Problem to work on
Transcribe every line exactly and omit anything that is a picture.

-- start --

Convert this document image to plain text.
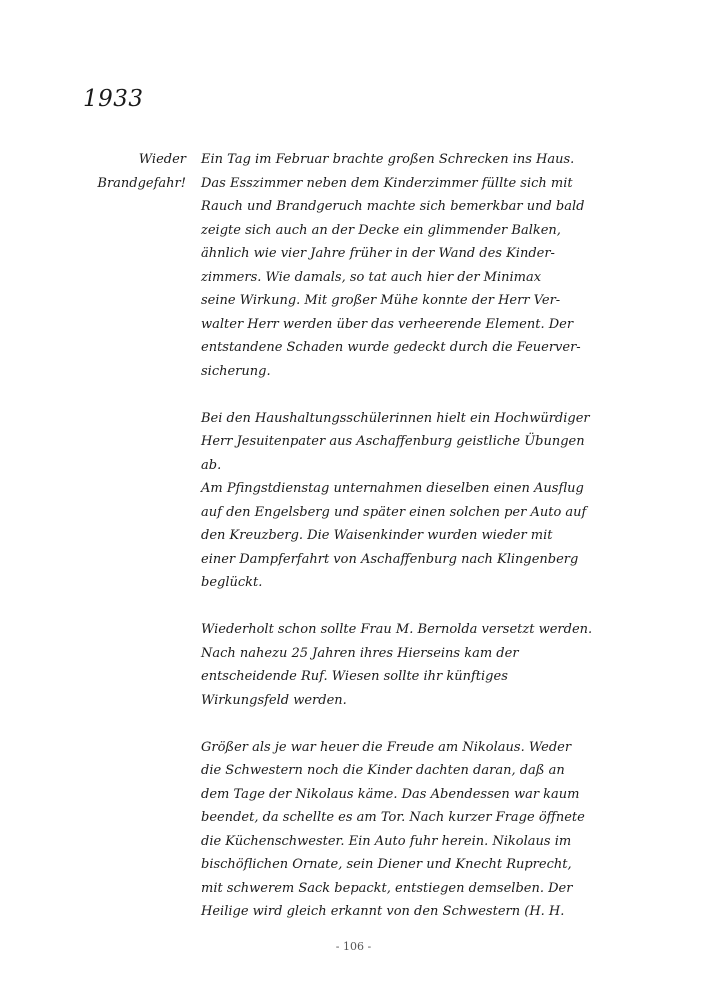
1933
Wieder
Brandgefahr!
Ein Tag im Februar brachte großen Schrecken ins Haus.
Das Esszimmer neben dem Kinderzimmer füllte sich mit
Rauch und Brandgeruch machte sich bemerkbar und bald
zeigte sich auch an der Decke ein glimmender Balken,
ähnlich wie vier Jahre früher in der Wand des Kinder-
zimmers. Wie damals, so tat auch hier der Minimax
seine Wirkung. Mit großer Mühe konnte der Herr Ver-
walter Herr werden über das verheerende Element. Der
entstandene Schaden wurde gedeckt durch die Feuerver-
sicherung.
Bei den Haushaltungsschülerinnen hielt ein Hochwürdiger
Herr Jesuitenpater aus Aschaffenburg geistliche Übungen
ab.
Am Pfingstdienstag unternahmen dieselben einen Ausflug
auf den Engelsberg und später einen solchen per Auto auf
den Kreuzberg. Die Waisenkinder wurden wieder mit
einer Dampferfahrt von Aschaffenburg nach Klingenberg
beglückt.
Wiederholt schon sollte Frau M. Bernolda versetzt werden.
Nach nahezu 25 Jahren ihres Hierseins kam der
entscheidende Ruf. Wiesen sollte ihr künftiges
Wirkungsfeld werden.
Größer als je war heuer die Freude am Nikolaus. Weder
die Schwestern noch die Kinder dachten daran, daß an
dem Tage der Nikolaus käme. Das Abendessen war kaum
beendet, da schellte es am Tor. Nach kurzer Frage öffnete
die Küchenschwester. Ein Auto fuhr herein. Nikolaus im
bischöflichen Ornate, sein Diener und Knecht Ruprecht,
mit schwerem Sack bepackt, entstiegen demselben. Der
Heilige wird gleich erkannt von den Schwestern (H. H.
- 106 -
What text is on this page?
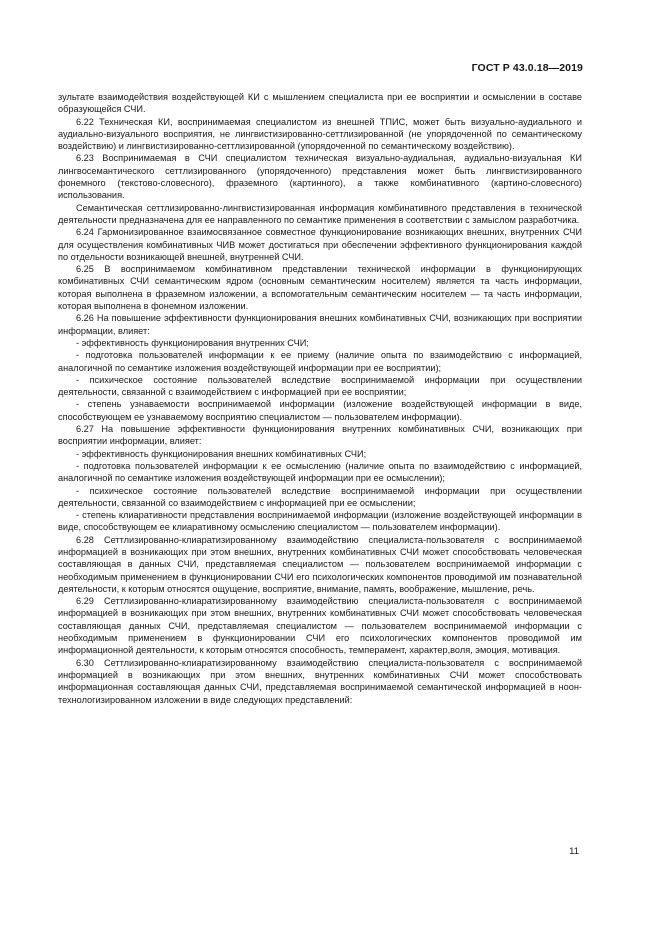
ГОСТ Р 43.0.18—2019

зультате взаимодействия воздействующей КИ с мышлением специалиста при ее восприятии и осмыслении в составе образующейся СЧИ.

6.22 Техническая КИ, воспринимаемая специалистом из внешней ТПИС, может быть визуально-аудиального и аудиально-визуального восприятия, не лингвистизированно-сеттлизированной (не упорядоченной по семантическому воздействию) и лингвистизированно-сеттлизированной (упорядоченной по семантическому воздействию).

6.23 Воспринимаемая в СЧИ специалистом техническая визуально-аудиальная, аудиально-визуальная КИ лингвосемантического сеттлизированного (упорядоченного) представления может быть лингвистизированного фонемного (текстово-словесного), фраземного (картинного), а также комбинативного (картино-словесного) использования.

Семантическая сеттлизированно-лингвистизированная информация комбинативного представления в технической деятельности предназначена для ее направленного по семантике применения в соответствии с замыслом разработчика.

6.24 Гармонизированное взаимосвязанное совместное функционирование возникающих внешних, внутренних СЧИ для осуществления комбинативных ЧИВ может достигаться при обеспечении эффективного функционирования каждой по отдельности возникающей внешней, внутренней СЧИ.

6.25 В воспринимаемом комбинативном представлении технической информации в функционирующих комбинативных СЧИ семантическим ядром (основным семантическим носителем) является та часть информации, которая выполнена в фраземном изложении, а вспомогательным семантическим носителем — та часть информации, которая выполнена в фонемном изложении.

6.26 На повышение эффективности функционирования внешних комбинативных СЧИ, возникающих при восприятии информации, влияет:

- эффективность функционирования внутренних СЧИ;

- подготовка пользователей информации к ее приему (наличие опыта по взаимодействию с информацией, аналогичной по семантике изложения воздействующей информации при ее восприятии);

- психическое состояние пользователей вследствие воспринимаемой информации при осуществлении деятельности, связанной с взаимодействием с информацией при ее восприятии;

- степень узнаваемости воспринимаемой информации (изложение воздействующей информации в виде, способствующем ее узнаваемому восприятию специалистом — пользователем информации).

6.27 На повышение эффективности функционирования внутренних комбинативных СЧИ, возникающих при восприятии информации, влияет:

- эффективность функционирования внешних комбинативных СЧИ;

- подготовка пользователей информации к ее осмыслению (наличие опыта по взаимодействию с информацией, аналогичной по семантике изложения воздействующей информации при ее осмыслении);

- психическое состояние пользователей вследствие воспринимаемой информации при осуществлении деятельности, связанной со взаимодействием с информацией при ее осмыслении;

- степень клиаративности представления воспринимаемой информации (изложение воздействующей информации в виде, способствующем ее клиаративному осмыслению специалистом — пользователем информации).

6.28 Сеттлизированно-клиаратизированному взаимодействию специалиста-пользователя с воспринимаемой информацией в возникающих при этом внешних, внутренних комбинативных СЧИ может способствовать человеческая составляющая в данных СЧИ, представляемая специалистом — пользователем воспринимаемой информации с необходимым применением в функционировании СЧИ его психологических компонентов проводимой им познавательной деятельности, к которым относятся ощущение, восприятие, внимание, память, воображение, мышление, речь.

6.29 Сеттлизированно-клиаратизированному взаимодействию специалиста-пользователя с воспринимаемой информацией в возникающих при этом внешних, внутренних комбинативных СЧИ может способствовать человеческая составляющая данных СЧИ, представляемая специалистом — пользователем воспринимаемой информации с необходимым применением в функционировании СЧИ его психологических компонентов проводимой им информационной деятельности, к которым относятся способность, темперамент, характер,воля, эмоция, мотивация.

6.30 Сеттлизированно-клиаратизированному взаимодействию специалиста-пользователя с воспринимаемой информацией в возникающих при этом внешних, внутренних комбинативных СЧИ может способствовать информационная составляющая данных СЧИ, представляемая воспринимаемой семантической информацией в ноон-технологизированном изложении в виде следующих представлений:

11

-- end --

Solution
Convert this document image to plain text.
1933
Wieder
Brandgefahr!
Ein Tag im Februar brachte großen Schrecken ins Haus.
Das Esszimmer neben dem Kinderzimmer füllte sich mit
Rauch und Brandgeruch machte sich bemerkbar und bald
zeigte sich auch an der Decke ein glimmender Balken,
ähnlich wie vier Jahre früher in der Wand des Kinder-
zimmers. Wie damals, so tat auch hier der Minimax
seine Wirkung. Mit großer Mühe konnte der Herr Ver-
walter Herr werden über das verheerende Element. Der
entstandene Schaden wurde gedeckt durch die Feuerver-
sicherung.
Bei den Haushaltungsschülerinnen hielt ein Hochwürdiger
Herr Jesuitenpater aus Aschaffenburg geistliche Übungen
ab.
Am Pfingstdienstag unternahmen dieselben einen Ausflug
auf den Engelsberg und später einen solchen per Auto auf
den Kreuzberg. Die Waisenkinder wurden wieder mit
einer Dampferfahrt von Aschaffenburg nach Klingenberg
beglückt.
Wiederholt schon sollte Frau M. Bernolda versetzt werden.
Nach nahezu 25 Jahren ihres Hierseins kam der
entscheidende Ruf. Wiesen sollte ihr künftiges
Wirkungsfeld werden.
Größer als je war heuer die Freude am Nikolaus. Weder
die Schwestern noch die Kinder dachten daran, daß an
dem Tage der Nikolaus käme. Das Abendessen war kaum
beendet, da schellte es am Tor. Nach kurzer Frage öffnete
die Küchenschwester. Ein Auto fuhr herein. Nikolaus im
bischöflichen Ornate, sein Diener und Knecht Ruprecht,
mit schwerem Sack bepackt, entstiegen demselben. Der
Heilige wird gleich erkannt von den Schwestern (H. H.
- 106 -
What text is on this page?
ГОСТ Р 43.0.18—2019

зультате взаимодействия воздействующей КИ с мышлением специалиста при ее восприятии и осмыслении в составе образующейся СЧИ.

6.22 Техническая КИ, воспринимаемая специалистом из внешней ТПИС, может быть визуально-аудиального и аудиально-визуального восприятия, не лингвистизированно-сеттлизированной (не упорядоченной по семантическому воздействию) и лингвистизированно-сеттлизированной (упорядоченной по семантическому воздействию).

6.23 Воспринимаемая в СЧИ специалистом техническая визуально-аудиальная, аудиально-визуальная КИ лингвосемантического сеттлизированного (упорядоченного) представления может быть лингвистизированного фонемного (текстово-словесного), фраземного (картинного), а также комбинативного (картино-словесного) использования.

Семантическая сеттлизированно-лингвистизированная информация комбинативного представления в технической деятельности предназначена для ее направленного по семантике применения в соответствии с замыслом разработчика.

6.24 Гармонизированное взаимосвязанное совместное функционирование возникающих внешних, внутренних СЧИ для осуществления комбинативных ЧИВ может достигаться при обеспечении эффективного функционирования каждой по отдельности возникающей внешней, внутренней СЧИ.

6.25 В воспринимаемом комбинативном представлении технической информации в функционирующих комбинативных СЧИ семантическим ядром (основным семантическим носителем) является та часть информации, которая выполнена в фраземном изложении, а вспомогательным семантическим носителем — та часть информации, которая выполнена в фонемном изложении.

6.26 На повышение эффективности функционирования внешних комбинативных СЧИ, возникающих при восприятии информации, влияет:

- эффективность функционирования внутренних СЧИ;

- подготовка пользователей информации к ее приему (наличие опыта по взаимодействию с информацией, аналогичной по семантике изложения воздействующей информации при ее восприятии);

- психическое состояние пользователей вследствие воспринимаемой информации при осуществлении деятельности, связанной с взаимодействием с информацией при ее восприятии;

- степень узнаваемости воспринимаемой информации (изложение воздействующей информации в виде, способствующем ее узнаваемому восприятию специалистом — пользователем информации).

6.27 На повышение эффективности функционирования внутренних комбинативных СЧИ, возникающих при восприятии информации, влияет:

- эффективность функционирования внешних комбинативных СЧИ;

- подготовка пользователей информации к ее осмыслению (наличие опыта по взаимодействию с информацией, аналогичной по семантике изложения воздействующей информации при ее осмыслении);

- психическое состояние пользователей вследствие воспринимаемой информации при осуществлении деятельности, связанной со взаимодействием с информацией при ее осмыслении;

- степень клиаративности представления воспринимаемой информации (изложение воздействующей информации в виде, способствующем ее клиаративному осмыслению специалистом — пользователем информации).

6.28 Сеттлизированно-клиаратизированному взаимодействию специалиста-пользователя с воспринимаемой информацией в возникающих при этом внешних, внутренних комбинативных СЧИ может способствовать человеческая составляющая в данных СЧИ, представляемая специалистом — пользователем воспринимаемой информации с необходимым применением в функционировании СЧИ его психологических компонентов проводимой им познавательной деятельности, к которым относятся ощущение, восприятие, внимание, память, воображение, мышление, речь.

6.29 Сеттлизированно-клиаратизированному взаимодействию специалиста-пользователя с воспринимаемой информацией в возникающих при этом внешних, внутренних комбинативных СЧИ может способствовать человеческая составляющая данных СЧИ, представляемая специалистом — пользователем воспринимаемой информации с необходимым применением в функционировании СЧИ его психологических компонентов проводимой им информационной деятельности, к которым относятся способность, темперамент, характер,воля, эмоция, мотивация.

6.30 Сеттлизированно-клиаратизированному взаимодействию специалиста-пользователя с воспринимаемой информацией в возникающих при этом внешних, внутренних комбинативных СЧИ может способствовать информационная составляющая данных СЧИ, представляемая воспринимаемой семантической информацией в ноон-технологизированном изложении в виде следующих представлений:

11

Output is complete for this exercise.